One of the most well-regarded horror films of all time - and definitely one of the scariest - Stanley Kubrick's 1980 adaptation of Stephen King's 1977 novel The Shining still looms large in the genre.
When King published a long-coveted sequel in 2013, the prospect of a cinematic follow-up to The Shining suddenly became a real possibility. But there was one significant wrinkle: King himself is famously not a fan of what Kubrick did with his book. King's follow-up, titled Doctor Sleep, was quite understandably a sequel to the novel of The Shining, not the movie.
That was the quagmire facing acclaimed horror writer/director Mike Flanagan (The Haunting of Hill House), the man tasked with bringing Doctor Sleep to the big screen.
"When I read it, I loved the story but all the images in my head were Kubrick, because that's the language I know as a cinephile," Flanagan tells TimeOut during an exclusive interview in West Hollywood. "I really wanted to make it in the cinematic legacy of Kubrick. And I knew that Stephen King would have very strong feelings about that."

──────────

• YOUR TASKS:
[1] In the article on Doctor Sleep, in what year did King publish his sequel to The Shining?
[2] Retype everything in the records from their first line down through the line containing "row-name[interactable]: Platinum —", including both of those lines.

• STORED DATA:
──────────

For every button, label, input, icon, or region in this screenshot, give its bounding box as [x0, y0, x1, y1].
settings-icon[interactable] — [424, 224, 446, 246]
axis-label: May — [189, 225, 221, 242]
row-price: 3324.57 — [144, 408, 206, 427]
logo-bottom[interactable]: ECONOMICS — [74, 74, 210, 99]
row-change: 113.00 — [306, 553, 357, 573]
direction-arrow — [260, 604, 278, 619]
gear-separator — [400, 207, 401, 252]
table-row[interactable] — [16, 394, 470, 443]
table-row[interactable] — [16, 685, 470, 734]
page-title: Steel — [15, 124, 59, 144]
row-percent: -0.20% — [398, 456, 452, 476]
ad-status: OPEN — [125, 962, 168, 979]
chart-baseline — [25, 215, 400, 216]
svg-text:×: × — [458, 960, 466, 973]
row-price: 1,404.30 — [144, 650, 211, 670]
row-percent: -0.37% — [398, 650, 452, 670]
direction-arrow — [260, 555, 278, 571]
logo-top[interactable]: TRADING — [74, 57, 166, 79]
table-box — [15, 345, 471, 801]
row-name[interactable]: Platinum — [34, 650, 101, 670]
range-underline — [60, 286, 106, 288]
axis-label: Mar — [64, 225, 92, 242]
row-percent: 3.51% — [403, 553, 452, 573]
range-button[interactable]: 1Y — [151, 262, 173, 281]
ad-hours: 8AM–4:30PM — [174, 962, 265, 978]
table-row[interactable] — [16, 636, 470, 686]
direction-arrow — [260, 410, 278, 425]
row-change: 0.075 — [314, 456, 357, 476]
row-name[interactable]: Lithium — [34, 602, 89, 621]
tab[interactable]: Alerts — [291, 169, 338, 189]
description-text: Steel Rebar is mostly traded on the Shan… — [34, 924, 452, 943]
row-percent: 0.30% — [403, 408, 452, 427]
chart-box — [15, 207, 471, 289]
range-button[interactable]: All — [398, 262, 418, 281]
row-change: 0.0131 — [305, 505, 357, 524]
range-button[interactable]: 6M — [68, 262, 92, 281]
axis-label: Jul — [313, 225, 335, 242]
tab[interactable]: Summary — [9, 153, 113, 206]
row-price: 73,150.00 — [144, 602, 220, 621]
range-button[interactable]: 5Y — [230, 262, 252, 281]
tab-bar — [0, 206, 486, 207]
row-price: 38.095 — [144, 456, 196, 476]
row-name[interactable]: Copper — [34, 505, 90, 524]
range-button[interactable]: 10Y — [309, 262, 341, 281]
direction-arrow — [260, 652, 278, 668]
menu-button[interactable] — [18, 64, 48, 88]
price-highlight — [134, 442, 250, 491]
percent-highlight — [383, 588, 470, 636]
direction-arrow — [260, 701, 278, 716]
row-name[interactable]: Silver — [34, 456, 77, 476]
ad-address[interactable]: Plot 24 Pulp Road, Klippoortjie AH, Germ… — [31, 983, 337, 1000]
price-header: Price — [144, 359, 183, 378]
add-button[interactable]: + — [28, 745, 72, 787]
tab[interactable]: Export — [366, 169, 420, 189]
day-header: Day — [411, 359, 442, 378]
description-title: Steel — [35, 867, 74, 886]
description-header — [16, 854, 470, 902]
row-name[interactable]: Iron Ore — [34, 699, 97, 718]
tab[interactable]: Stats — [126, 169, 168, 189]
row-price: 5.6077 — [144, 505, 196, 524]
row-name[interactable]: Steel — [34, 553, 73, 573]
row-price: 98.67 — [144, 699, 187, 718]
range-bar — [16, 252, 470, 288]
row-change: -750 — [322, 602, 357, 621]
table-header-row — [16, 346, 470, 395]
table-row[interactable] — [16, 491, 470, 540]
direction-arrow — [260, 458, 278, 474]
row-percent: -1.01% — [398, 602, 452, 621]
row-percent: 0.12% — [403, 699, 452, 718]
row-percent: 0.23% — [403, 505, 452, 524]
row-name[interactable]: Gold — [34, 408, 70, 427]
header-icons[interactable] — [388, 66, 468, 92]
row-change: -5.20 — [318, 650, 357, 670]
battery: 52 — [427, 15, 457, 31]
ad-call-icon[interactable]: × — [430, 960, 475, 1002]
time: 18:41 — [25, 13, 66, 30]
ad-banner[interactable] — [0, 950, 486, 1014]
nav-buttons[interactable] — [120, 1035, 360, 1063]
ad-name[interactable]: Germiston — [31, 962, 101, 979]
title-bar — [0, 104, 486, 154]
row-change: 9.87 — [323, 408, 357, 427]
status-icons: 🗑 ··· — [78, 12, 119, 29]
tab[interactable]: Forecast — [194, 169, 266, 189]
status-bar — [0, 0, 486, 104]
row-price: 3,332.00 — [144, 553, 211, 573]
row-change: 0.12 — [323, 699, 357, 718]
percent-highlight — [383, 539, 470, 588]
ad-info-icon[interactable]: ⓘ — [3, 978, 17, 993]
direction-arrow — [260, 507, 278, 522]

──────────

• RESULTS FOR EACH TASK:
[1] 2013

[2]
For every button, label, input, icon, or region in this screenshot, give its bounding box as [x0, y0, x1, y1].
settings-icon[interactable] — [424, 224, 446, 246]
axis-label: May — [189, 225, 221, 242]
row-price: 3324.57 — [144, 408, 206, 427]
logo-bottom[interactable]: ECONOMICS — [74, 74, 210, 99]
row-change: 113.00 — [306, 553, 357, 573]
direction-arrow — [260, 604, 278, 619]
gear-separator — [400, 207, 401, 252]
table-row[interactable] — [16, 394, 470, 443]
table-row[interactable] — [16, 685, 470, 734]
page-title: Steel — [15, 124, 59, 144]
row-percent: -0.20% — [398, 456, 452, 476]
ad-status: OPEN — [125, 962, 168, 979]
chart-baseline — [25, 215, 400, 216]
svg-text:×: × — [458, 960, 466, 973]
row-price: 1,404.30 — [144, 650, 211, 670]
row-percent: -0.37% — [398, 650, 452, 670]
direction-arrow — [260, 555, 278, 571]
logo-top[interactable]: TRADING — [74, 57, 166, 79]
table-box — [15, 345, 471, 801]
row-name[interactable]: Platinum — [34, 650, 101, 670]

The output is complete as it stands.